Stated goal: Send back the entries below exactly as they appear.

Stored data:
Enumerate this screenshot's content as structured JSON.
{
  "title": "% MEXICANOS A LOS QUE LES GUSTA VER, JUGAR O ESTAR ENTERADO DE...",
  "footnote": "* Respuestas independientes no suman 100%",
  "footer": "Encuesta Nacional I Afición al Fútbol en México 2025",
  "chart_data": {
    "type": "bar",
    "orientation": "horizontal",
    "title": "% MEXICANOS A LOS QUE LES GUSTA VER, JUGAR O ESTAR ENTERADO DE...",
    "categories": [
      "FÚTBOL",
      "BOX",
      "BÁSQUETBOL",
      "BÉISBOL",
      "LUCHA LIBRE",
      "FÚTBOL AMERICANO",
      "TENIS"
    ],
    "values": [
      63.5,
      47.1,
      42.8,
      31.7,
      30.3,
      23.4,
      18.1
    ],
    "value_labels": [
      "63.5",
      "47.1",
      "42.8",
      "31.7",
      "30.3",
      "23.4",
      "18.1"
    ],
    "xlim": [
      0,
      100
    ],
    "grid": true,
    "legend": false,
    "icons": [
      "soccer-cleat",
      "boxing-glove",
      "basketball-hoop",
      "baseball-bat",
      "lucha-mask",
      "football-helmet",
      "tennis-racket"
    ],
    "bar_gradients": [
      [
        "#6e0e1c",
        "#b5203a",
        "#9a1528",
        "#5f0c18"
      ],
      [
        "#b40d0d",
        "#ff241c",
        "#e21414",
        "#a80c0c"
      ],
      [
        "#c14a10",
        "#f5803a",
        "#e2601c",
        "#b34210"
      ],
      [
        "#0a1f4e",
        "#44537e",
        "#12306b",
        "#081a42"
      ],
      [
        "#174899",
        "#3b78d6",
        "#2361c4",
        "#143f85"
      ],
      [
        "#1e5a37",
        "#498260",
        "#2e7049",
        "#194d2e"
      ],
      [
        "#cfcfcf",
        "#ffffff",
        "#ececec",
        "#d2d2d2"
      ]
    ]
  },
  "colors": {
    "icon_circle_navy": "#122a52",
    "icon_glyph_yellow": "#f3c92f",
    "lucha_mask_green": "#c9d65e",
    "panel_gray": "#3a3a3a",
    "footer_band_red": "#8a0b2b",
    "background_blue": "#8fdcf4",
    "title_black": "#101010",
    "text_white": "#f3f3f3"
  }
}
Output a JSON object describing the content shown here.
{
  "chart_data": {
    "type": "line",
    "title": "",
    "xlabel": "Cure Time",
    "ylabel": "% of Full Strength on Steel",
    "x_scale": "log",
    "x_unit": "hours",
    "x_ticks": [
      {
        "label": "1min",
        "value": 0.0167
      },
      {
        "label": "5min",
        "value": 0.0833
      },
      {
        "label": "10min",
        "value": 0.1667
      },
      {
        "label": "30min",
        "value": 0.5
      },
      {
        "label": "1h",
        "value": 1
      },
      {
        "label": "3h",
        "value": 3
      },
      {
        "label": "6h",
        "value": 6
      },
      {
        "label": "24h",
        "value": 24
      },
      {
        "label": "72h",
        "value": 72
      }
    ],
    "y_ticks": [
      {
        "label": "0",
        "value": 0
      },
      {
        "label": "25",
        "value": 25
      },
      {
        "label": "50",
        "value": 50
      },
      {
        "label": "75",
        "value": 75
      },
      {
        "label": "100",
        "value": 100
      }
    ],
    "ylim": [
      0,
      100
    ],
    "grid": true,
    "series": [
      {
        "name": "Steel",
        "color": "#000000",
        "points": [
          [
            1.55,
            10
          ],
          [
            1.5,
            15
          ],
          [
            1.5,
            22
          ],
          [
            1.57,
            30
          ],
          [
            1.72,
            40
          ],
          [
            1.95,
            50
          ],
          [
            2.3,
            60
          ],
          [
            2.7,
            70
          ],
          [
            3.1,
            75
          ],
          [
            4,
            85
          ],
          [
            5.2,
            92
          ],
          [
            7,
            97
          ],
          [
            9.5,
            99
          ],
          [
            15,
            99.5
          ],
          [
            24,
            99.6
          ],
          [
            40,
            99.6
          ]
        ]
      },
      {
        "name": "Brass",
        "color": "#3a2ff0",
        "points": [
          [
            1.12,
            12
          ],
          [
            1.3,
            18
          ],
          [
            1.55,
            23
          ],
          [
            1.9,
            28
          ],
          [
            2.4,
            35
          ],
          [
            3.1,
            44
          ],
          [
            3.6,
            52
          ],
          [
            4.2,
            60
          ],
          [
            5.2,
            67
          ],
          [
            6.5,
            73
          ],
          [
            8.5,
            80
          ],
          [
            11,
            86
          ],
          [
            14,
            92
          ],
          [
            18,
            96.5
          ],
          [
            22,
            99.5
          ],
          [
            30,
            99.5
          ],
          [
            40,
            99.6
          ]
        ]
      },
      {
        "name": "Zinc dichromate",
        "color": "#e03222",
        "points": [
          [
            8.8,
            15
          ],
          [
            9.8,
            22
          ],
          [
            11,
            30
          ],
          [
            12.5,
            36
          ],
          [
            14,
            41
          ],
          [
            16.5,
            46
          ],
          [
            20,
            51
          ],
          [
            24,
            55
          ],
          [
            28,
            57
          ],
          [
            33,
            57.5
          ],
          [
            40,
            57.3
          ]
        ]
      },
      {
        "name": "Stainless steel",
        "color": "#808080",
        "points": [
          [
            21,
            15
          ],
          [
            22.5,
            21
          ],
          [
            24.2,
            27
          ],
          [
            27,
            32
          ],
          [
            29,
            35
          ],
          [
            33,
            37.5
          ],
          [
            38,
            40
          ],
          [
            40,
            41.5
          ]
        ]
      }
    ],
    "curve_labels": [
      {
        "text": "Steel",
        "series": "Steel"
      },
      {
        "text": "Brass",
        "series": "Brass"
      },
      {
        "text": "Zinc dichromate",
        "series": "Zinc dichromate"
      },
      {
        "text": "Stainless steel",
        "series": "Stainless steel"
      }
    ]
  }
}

Reply:
Enumerate this screenshot's content as structured JSON.
{
  "title": "% MEXICANOS A LOS QUE LES GUSTA VER, JUGAR O ESTAR ENTERADO DE...",
  "footnote": "* Respuestas independientes no suman 100%",
  "footer": "Encuesta Nacional I Afición al Fútbol en México 2025",
  "chart_data": {
    "type": "bar",
    "orientation": "horizontal",
    "title": "% MEXICANOS A LOS QUE LES GUSTA VER, JUGAR O ESTAR ENTERADO DE...",
    "categories": [
      "FÚTBOL",
      "BOX",
      "BÁSQUETBOL",
      "BÉISBOL",
      "LUCHA LIBRE",
      "FÚTBOL AMERICANO",
      "TENIS"
    ],
    "values": [
      63.5,
      47.1,
      42.8,
      31.7,
      30.3,
      23.4,
      18.1
    ],
    "value_labels": [
      "63.5",
      "47.1",
      "42.8",
      "31.7",
      "30.3",
      "23.4",
      "18.1"
    ],
    "xlim": [
      0,
      100
    ],
    "grid": true,
    "legend": false,
    "icons": [
      "soccer-cleat",
      "boxing-glove",
      "basketball-hoop",
      "baseball-bat",
      "lucha-mask",
      "football-helmet",
      "tennis-racket"
    ],
    "bar_gradients": [
      [
        "#6e0e1c",
        "#b5203a",
        "#9a1528",
        "#5f0c18"
      ],
      [
        "#b40d0d",
        "#ff241c",
        "#e21414",
        "#a80c0c"
      ],
      [
        "#c14a10",
        "#f5803a",
        "#e2601c",
        "#b34210"
      ],
      [
        "#0a1f4e",
        "#44537e",
        "#12306b",
        "#081a42"
      ],
      [
        "#174899",
        "#3b78d6",
        "#2361c4",
        "#143f85"
      ],
      [
        "#1e5a37",
        "#498260",
        "#2e7049",
        "#194d2e"
      ],
      [
        "#cfcfcf",
        "#ffffff",
        "#ececec",
        "#d2d2d2"
      ]
    ]
  },
  "colors": {
    "icon_circle_navy": "#122a52",
    "icon_glyph_yellow": "#f3c92f",
    "lucha_mask_green": "#c9d65e",
    "panel_gray": "#3a3a3a",
    "footer_band_red": "#8a0b2b",
    "background_blue": "#8fdcf4",
    "title_black": "#101010",
    "text_white": "#f3f3f3"
  }
}
Output a JSON object describing the content shown here.
{
  "chart_data": {
    "type": "line",
    "title": "",
    "xlabel": "Cure Time",
    "ylabel": "% of Full Strength on Steel",
    "x_scale": "log",
    "x_unit": "hours",
    "x_ticks": [
      {
        "label": "1min",
        "value": 0.0167
      },
      {
        "label": "5min",
        "value": 0.0833
      },
      {
        "label": "10min",
        "value": 0.1667
      },
      {
        "label": "30min",
        "value": 0.5
      },
      {
        "label": "1h",
        "value": 1
      },
      {
        "label": "3h",
        "value": 3
      },
      {
        "label": "6h",
        "value": 6
      },
      {
        "label": "24h",
        "value": 24
      },
      {
        "label": "72h",
        "value": 72
      }
    ],
    "y_ticks": [
      {
        "label": "0",
        "value": 0
      },
      {
        "label": "25",
        "value": 25
      },
      {
        "label": "50",
        "value": 50
      },
      {
        "label": "75",
        "value": 75
      },
      {
        "label": "100",
        "value": 100
      }
    ],
    "ylim": [
      0,
      100
    ],
    "grid": true,
    "series": [
      {
        "name": "Steel",
        "color": "#000000",
        "points": [
          [
            1.55,
            10
          ],
          [
            1.5,
            15
          ],
          [
            1.5,
            22
          ],
          [
            1.57,
            30
          ],
          [
            1.72,
            40
          ],
          [
            1.95,
            50
          ],
          [
            2.3,
            60
          ],
          [
            2.7,
            70
          ],
          [
            3.1,
            75
          ],
          [
            4,
            85
          ],
          [
            5.2,
            92
          ],
          [
            7,
            97
          ],
          [
            9.5,
            99
          ],
          [
            15,
            99.5
          ],
          [
            24,
            99.6
          ],
          [
            40,
            99.6
          ]
        ]
      },
      {
        "name": "Brass",
        "color": "#3a2ff0",
        "points": [
          [
            1.12,
            12
          ],
          [
            1.3,
            18
          ],
          [
            1.55,
            23
          ],
          [
            1.9,
            28
          ],
          [
            2.4,
            35
          ],
          [
            3.1,
            44
          ],
          [
            3.6,
            52
          ],
          [
            4.2,
            60
          ],
          [
            5.2,
            67
          ],
          [
            6.5,
            73
          ],
          [
            8.5,
            80
          ],
          [
            11,
            86
          ],
          [
            14,
            92
          ],
          [
            18,
            96.5
          ],
          [
            22,
            99.5
          ],
          [
            30,
            99.5
          ],
          [
            40,
            99.6
          ]
        ]
      },
      {
        "name": "Zinc dichromate",
        "color": "#e03222",
        "points": [
          [
            8.8,
            15
          ],
          [
            9.8,
            22
          ],
          [
            11,
            30
          ],
          [
            12.5,
            36
          ],
          [
            14,
            41
          ],
          [
            16.5,
            46
          ],
          [
            20,
            51
          ],
          [
            24,
            55
          ],
          [
            28,
            57
          ],
          [
            33,
            57.5
          ],
          [
            40,
            57.3
          ]
        ]
      },
      {
        "name": "Stainless steel",
        "color": "#808080",
        "points": [
          [
            21,
            15
          ],
          [
            22.5,
            21
          ],
          [
            24.2,
            27
          ],
          [
            27,
            32
          ],
          [
            29,
            35
          ],
          [
            33,
            37.5
          ],
          [
            38,
            40
          ],
          [
            40,
            41.5
          ]
        ]
      }
    ],
    "curve_labels": [
      {
        "text": "Steel",
        "series": "Steel"
      },
      {
        "text": "Brass",
        "series": "Brass"
      },
      {
        "text": "Zinc dichromate",
        "series": "Zinc dichromate"
      },
      {
        "text": "Stainless steel",
        "series": "Stainless steel"
      }
    ]
  }
}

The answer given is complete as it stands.